• Goal: Which lines hold the word "image"? Copy each of them.

* BEGIN Given records *

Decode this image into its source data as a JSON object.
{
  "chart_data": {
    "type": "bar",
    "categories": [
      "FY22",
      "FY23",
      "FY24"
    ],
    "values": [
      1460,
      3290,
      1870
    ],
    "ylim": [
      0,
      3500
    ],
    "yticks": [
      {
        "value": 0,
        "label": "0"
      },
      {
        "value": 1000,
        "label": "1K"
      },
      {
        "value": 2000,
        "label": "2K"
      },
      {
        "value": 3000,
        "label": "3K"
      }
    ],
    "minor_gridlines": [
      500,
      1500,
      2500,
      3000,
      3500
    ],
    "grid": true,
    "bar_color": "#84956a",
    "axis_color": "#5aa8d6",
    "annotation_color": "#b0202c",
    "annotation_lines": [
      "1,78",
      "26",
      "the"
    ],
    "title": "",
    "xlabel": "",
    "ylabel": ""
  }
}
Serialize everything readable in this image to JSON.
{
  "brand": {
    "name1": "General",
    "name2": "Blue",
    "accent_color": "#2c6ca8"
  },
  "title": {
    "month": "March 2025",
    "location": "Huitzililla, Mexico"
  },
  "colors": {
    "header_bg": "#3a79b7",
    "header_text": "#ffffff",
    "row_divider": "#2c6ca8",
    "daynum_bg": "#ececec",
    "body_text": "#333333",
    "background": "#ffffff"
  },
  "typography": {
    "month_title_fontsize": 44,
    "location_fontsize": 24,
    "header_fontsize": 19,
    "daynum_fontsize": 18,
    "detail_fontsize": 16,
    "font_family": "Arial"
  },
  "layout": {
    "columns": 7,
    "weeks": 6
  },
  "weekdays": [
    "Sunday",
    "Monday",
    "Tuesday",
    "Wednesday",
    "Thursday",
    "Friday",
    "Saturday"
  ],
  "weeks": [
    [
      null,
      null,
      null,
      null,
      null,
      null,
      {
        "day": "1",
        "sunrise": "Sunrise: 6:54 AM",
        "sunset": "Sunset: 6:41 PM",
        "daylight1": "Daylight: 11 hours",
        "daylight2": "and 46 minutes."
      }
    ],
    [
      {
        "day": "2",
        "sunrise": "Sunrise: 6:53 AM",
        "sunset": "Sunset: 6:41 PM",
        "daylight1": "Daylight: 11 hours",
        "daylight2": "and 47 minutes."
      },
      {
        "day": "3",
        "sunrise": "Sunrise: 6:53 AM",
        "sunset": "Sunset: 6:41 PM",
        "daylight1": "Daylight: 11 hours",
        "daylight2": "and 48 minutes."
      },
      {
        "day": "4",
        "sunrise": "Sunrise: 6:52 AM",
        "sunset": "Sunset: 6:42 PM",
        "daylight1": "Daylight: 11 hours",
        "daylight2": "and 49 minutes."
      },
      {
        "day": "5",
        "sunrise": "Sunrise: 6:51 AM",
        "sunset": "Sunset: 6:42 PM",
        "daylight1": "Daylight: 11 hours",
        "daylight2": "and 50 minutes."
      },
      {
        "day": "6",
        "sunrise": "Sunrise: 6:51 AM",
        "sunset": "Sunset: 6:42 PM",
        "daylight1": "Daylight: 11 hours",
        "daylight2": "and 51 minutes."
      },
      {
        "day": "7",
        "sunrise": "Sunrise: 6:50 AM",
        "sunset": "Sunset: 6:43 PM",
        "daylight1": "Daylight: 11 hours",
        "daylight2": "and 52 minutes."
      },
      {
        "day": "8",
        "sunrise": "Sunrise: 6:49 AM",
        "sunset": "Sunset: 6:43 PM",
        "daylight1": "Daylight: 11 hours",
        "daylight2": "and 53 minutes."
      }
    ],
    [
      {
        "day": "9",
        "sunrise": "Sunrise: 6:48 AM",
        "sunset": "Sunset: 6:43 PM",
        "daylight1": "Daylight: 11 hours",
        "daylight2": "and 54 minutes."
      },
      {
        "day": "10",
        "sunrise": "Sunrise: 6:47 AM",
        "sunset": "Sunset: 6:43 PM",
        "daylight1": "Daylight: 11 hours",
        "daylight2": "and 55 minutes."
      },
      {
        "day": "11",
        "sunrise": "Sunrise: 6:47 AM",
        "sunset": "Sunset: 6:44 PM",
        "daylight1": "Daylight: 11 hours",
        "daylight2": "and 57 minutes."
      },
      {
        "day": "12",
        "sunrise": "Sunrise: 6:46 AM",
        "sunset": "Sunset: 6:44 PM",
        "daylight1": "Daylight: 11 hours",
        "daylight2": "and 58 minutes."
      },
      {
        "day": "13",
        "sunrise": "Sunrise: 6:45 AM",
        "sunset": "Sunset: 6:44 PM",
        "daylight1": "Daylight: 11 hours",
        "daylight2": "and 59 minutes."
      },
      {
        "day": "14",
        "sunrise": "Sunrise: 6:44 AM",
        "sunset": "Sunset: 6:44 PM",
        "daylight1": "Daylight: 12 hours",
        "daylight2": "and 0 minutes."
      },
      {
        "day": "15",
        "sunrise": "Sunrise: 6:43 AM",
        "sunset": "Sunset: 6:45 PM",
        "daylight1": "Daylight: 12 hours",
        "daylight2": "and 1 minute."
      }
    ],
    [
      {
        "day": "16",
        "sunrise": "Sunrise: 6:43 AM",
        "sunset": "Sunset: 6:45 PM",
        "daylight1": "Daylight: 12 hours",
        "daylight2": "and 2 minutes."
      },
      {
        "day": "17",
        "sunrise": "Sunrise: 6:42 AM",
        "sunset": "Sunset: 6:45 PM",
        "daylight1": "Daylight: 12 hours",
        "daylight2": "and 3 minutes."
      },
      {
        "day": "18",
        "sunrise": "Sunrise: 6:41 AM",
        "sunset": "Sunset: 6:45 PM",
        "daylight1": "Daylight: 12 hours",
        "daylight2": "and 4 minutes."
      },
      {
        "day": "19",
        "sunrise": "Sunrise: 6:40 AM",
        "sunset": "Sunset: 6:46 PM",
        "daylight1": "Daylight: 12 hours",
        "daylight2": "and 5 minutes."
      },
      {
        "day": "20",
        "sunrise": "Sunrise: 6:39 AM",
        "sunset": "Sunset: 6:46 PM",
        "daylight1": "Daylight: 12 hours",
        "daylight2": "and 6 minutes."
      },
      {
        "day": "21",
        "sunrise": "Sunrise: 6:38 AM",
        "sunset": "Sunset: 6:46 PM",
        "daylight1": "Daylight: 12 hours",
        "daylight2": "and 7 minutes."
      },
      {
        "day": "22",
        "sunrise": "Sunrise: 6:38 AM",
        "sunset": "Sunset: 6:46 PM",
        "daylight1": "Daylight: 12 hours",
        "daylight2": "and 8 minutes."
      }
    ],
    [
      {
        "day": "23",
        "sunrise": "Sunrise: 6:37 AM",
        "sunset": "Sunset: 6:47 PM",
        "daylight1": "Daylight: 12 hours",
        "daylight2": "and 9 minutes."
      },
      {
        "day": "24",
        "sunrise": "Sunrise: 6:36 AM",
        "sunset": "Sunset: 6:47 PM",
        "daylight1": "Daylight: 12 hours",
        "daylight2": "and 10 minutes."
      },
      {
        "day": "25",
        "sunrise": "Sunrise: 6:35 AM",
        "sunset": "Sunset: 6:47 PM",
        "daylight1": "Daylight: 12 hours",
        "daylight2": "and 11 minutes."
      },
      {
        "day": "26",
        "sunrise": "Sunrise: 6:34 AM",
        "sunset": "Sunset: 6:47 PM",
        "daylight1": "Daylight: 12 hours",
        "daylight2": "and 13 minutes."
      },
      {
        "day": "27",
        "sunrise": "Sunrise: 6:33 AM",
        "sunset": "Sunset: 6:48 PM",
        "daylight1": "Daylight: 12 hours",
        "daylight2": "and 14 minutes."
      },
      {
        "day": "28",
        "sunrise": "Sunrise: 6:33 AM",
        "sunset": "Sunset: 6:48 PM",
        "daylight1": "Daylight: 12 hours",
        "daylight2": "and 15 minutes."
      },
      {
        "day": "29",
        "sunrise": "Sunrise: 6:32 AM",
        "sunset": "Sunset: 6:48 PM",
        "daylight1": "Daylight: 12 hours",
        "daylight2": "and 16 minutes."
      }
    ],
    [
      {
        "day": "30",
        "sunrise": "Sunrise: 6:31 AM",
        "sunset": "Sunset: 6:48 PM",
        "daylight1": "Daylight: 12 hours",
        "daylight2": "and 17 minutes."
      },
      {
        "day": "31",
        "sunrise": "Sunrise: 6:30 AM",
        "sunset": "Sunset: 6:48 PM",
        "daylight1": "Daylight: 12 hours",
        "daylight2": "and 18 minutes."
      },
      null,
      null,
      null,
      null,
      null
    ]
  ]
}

* END Given records *

• Solution for this problem:
Decode this image into its source data as a JSON object.
Serialize everything readable in this image to JSON.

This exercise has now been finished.